(OBJECTIVE):
Return the listing below unchanged, minus its pictures.

--- Start DATA FOR THIS TASK ---

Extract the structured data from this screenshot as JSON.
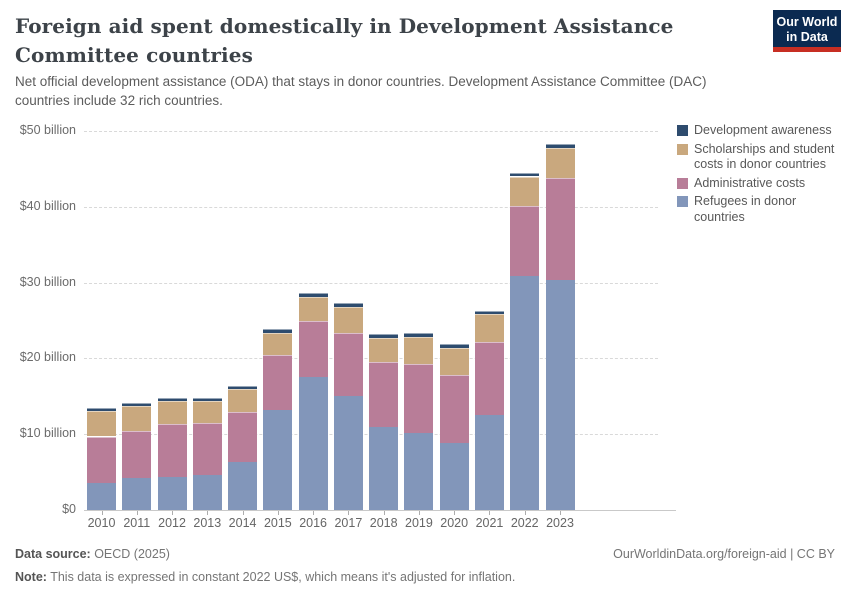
{
  "header": {
    "title": "Foreign aid spent domestically in Development Assistance Committee countries",
    "subtitle": "Net official development assistance (ODA) that stays in donor countries. Development Assistance Committee (DAC) countries include 32 rich countries.",
    "logo": {
      "line1": "Our World",
      "line2": "in Data",
      "bg_color": "#0b2a51",
      "accent_color": "#c72e23"
    }
  },
  "chart_data": {
    "type": "bar",
    "stacked": true,
    "title": "Foreign aid spent domestically in Development Assistance Committee countries",
    "unit": "billion US$ (constant 2022 US$)",
    "categories": [
      "2010",
      "2011",
      "2012",
      "2013",
      "2014",
      "2015",
      "2016",
      "2017",
      "2018",
      "2019",
      "2020",
      "2021",
      "2022",
      "2023"
    ],
    "series": [
      {
        "key": "refugees",
        "name": "Refugees in donor countries",
        "color": "#8296ba",
        "values": [
          3.5,
          4.2,
          4.3,
          4.6,
          6.3,
          13.2,
          17.6,
          15.1,
          10.9,
          10.1,
          8.9,
          12.6,
          30.9,
          30.4
        ]
      },
      {
        "key": "administrative",
        "name": "Administrative costs",
        "color": "#b87d98",
        "values": [
          6.2,
          6.2,
          7.0,
          6.9,
          6.6,
          7.2,
          7.3,
          8.3,
          8.6,
          9.1,
          8.9,
          9.6,
          9.2,
          13.4
        ]
      },
      {
        "key": "scholarships",
        "name": "Scholarships and student costs in donor countries",
        "color": "#c9a87e",
        "values": [
          3.3,
          3.3,
          3.1,
          2.9,
          3.0,
          3.0,
          3.2,
          3.4,
          3.2,
          3.6,
          3.6,
          3.6,
          3.9,
          3.9
        ]
      },
      {
        "key": "awareness",
        "name": "Development awareness",
        "color": "#2e4c6e",
        "values": [
          0.4,
          0.4,
          0.4,
          0.4,
          0.4,
          0.5,
          0.5,
          0.5,
          0.5,
          0.5,
          0.5,
          0.5,
          0.5,
          0.6
        ]
      }
    ],
    "xlabel": "",
    "ylabel": "",
    "ylim": [
      0,
      50
    ],
    "yticks": [
      {
        "value": 0,
        "label": "$0"
      },
      {
        "value": 10,
        "label": "$10 billion"
      },
      {
        "value": 20,
        "label": "$20 billion"
      },
      {
        "value": 30,
        "label": "$30 billion"
      },
      {
        "value": 40,
        "label": "$40 billion"
      },
      {
        "value": 50,
        "label": "$50 billion"
      }
    ],
    "grid": "dashed horizontal",
    "legend_position": "right"
  },
  "footer": {
    "datasource_label": "Data source:",
    "datasource_value": " OECD (2025)",
    "attribution": "OurWorldinData.org/foreign-aid | CC BY",
    "note_label": "Note:",
    "note_value": " This data is expressed in constant 2022 US$, which means it's adjusted for inflation."
  }
}
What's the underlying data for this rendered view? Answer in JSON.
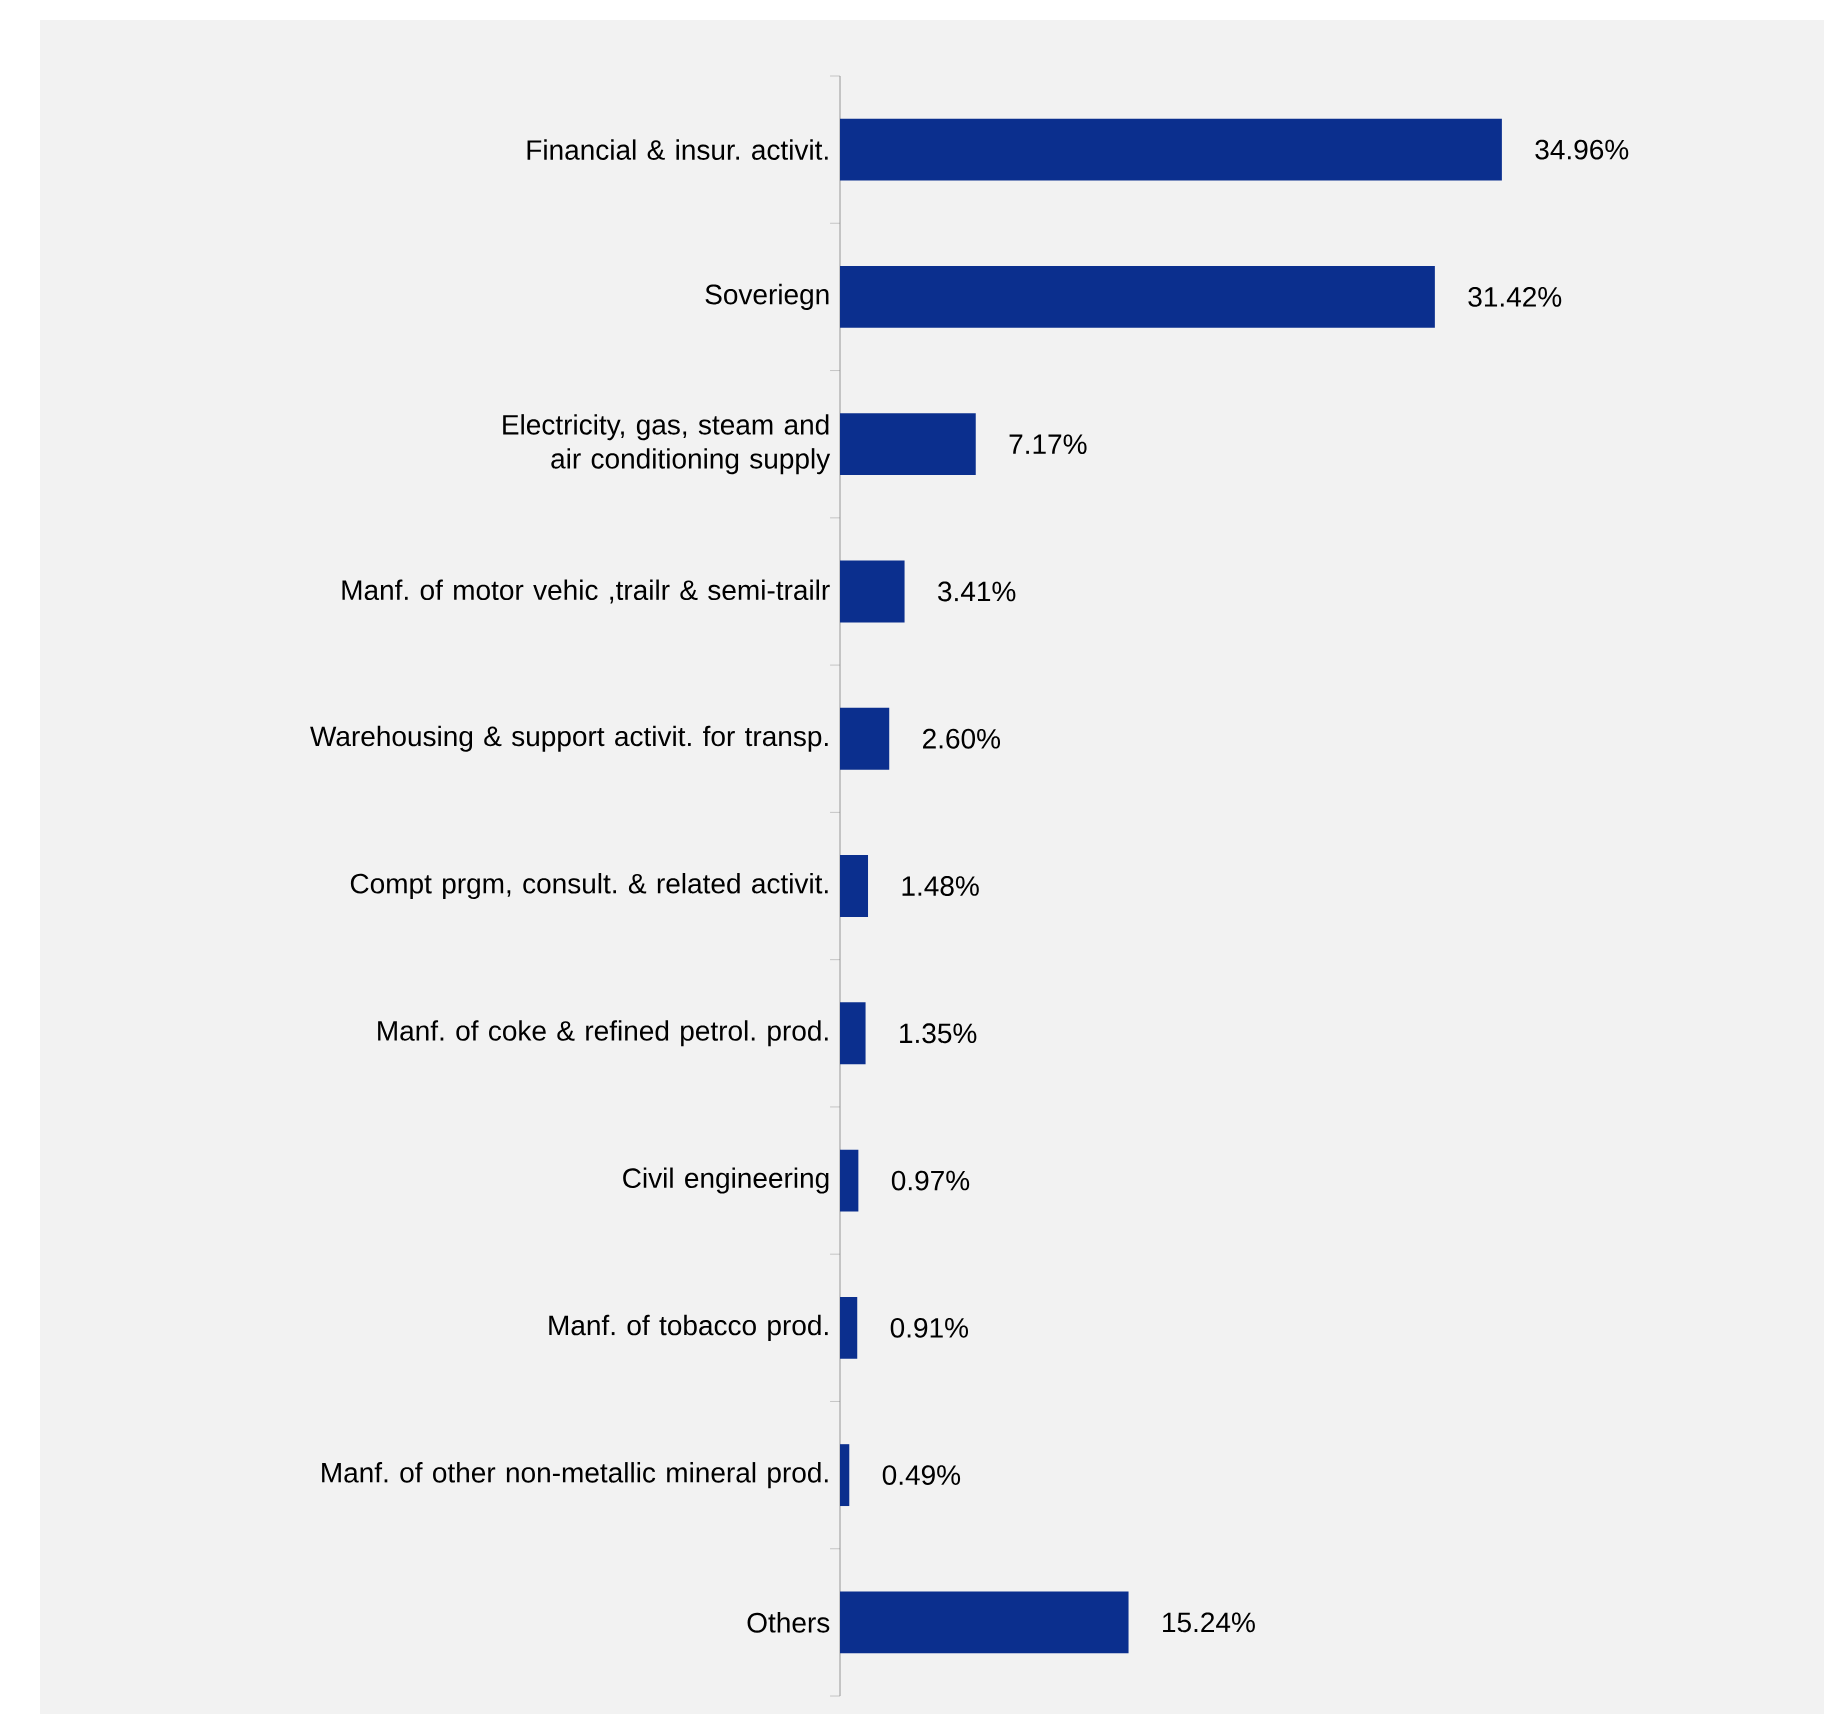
{
  "chart_data": {
    "type": "bar",
    "orientation": "horizontal",
    "categories": [
      "Financial & insur. activit.",
      "Soveriegn",
      "Electricity, gas, steam and air conditioning supply",
      "Manf. of motor vehic ,trailr & semi-trailr",
      "Warehousing & support activit. for transp.",
      "Compt prgm, consult. & related activit.",
      "Manf. of coke & refined petrol. prod.",
      "Civil engineering",
      "Manf. of tobacco prod.",
      "Manf. of other non-metallic mineral prod.",
      "Others"
    ],
    "values": [
      34.96,
      31.42,
      7.17,
      3.41,
      2.6,
      1.48,
      1.35,
      0.97,
      0.91,
      0.49,
      15.24
    ],
    "value_labels": [
      "34.96%",
      "31.42%",
      "7.17%",
      "3.41%",
      "2.60%",
      "1.48%",
      "1.35%",
      "0.97%",
      "0.91%",
      "0.49%",
      "15.24%"
    ],
    "color": "#0b2f8e"
  }
}
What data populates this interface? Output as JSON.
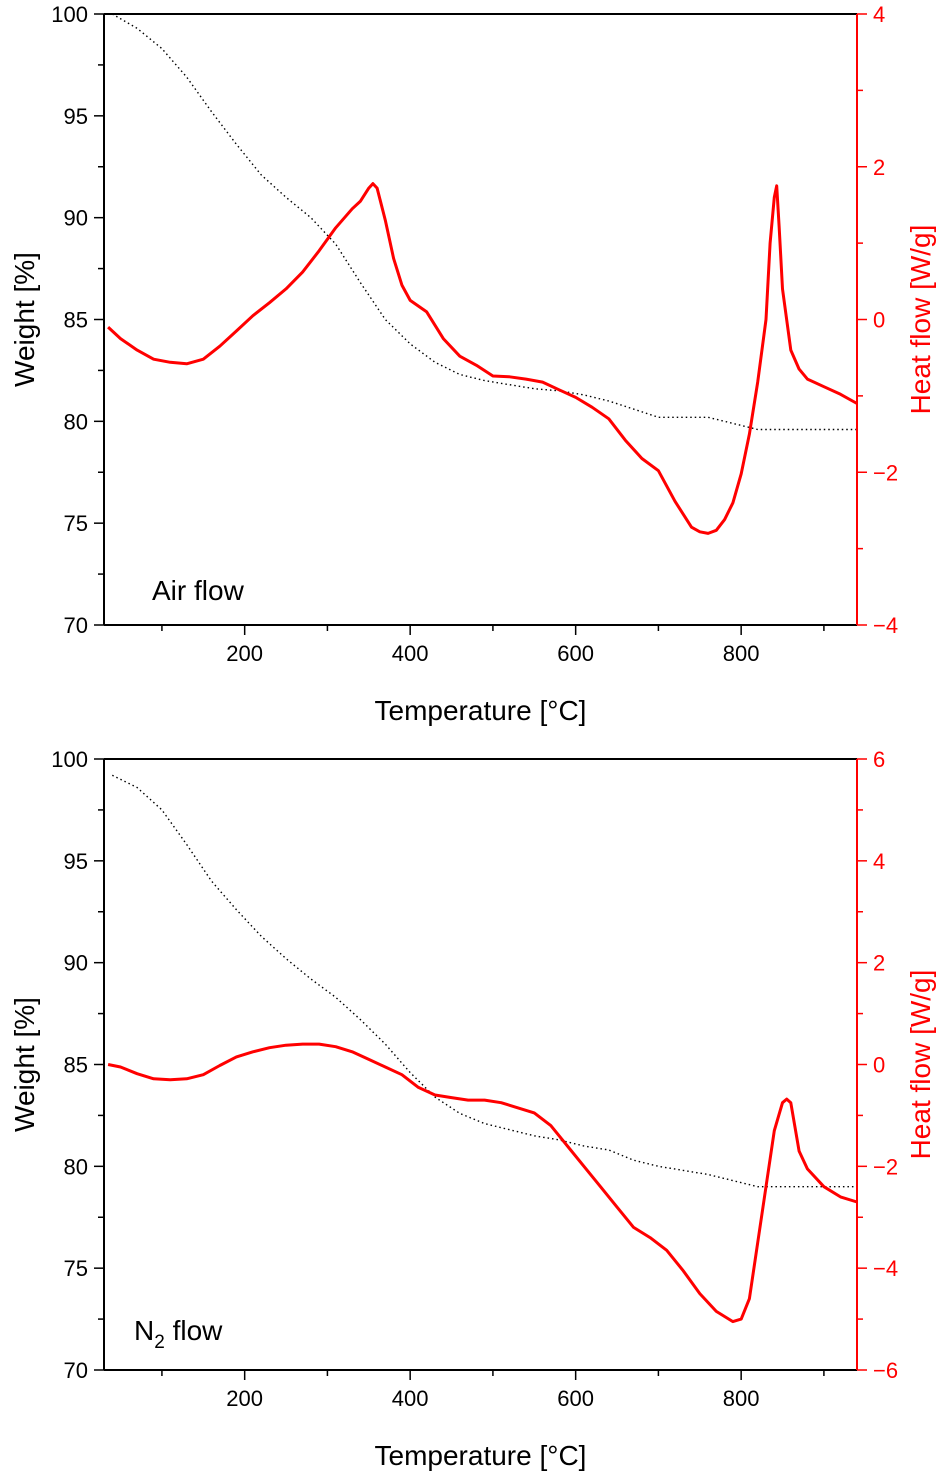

--- End DATA FOR THIS TASK ---

(REPLY TO THE EXERCISE):
Extract the structured data from this screenshot as JSON.
{
  "header": {
    "title": "Foreign aid spent domestically in Development Assistance Committee countries",
    "subtitle": "Net official development assistance (ODA) that stays in donor countries. Development Assistance Committee (DAC) countries include 32 rich countries.",
    "logo": {
      "line1": "Our World",
      "line2": "in Data",
      "bg_color": "#0b2a51",
      "accent_color": "#c72e23"
    }
  },
  "chart_data": {
    "type": "bar",
    "stacked": true,
    "title": "Foreign aid spent domestically in Development Assistance Committee countries",
    "unit": "billion US$ (constant 2022 US$)",
    "categories": [
      "2010",
      "2011",
      "2012",
      "2013",
      "2014",
      "2015",
      "2016",
      "2017",
      "2018",
      "2019",
      "2020",
      "2021",
      "2022",
      "2023"
    ],
    "series": [
      {
        "key": "refugees",
        "name": "Refugees in donor countries",
        "color": "#8296ba",
        "values": [
          3.5,
          4.2,
          4.3,
          4.6,
          6.3,
          13.2,
          17.6,
          15.1,
          10.9,
          10.1,
          8.9,
          12.6,
          30.9,
          30.4
        ]
      },
      {
        "key": "administrative",
        "name": "Administrative costs",
        "color": "#b87d98",
        "values": [
          6.2,
          6.2,
          7.0,
          6.9,
          6.6,
          7.2,
          7.3,
          8.3,
          8.6,
          9.1,
          8.9,
          9.6,
          9.2,
          13.4
        ]
      },
      {
        "key": "scholarships",
        "name": "Scholarships and student costs in donor countries",
        "color": "#c9a87e",
        "values": [
          3.3,
          3.3,
          3.1,
          2.9,
          3.0,
          3.0,
          3.2,
          3.4,
          3.2,
          3.6,
          3.6,
          3.6,
          3.9,
          3.9
        ]
      },
      {
        "key": "awareness",
        "name": "Development awareness",
        "color": "#2e4c6e",
        "values": [
          0.4,
          0.4,
          0.4,
          0.4,
          0.4,
          0.5,
          0.5,
          0.5,
          0.5,
          0.5,
          0.5,
          0.5,
          0.5,
          0.6
        ]
      }
    ],
    "xlabel": "",
    "ylabel": "",
    "ylim": [
      0,
      50
    ],
    "yticks": [
      {
        "value": 0,
        "label": "$0"
      },
      {
        "value": 10,
        "label": "$10 billion"
      },
      {
        "value": 20,
        "label": "$20 billion"
      },
      {
        "value": 30,
        "label": "$30 billion"
      },
      {
        "value": 40,
        "label": "$40 billion"
      },
      {
        "value": 50,
        "label": "$50 billion"
      }
    ],
    "grid": "dashed horizontal",
    "legend_position": "right"
  },
  "footer": {
    "datasource_label": "Data source:",
    "datasource_value": " OECD (2025)",
    "attribution": "OurWorldinData.org/foreign-aid | CC BY",
    "note_label": "Note:",
    "note_value": " This data is expressed in constant 2022 US$, which means it's adjusted for inflation."
  }
}
What's the underlying data for this rendered view? Answer in JSON.
{
  "chart_data": {
    "type": "bar",
    "orientation": "horizontal",
    "categories": [
      "Financial & insur. activit.",
      "Soveriegn",
      "Electricity, gas, steam and air conditioning supply",
      "Manf. of motor vehic ,trailr & semi-trailr",
      "Warehousing & support activit. for transp.",
      "Compt prgm, consult. & related activit.",
      "Manf. of coke & refined petrol. prod.",
      "Civil engineering",
      "Manf. of tobacco prod.",
      "Manf. of other non-metallic mineral prod.",
      "Others"
    ],
    "values": [
      34.96,
      31.42,
      7.17,
      3.41,
      2.6,
      1.48,
      1.35,
      0.97,
      0.91,
      0.49,
      15.24
    ],
    "value_labels": [
      "34.96%",
      "31.42%",
      "7.17%",
      "3.41%",
      "2.60%",
      "1.48%",
      "1.35%",
      "0.97%",
      "0.91%",
      "0.49%",
      "15.24%"
    ],
    "color": "#0b2f8e"
  }
}
What data populates this interface? Output as JSON.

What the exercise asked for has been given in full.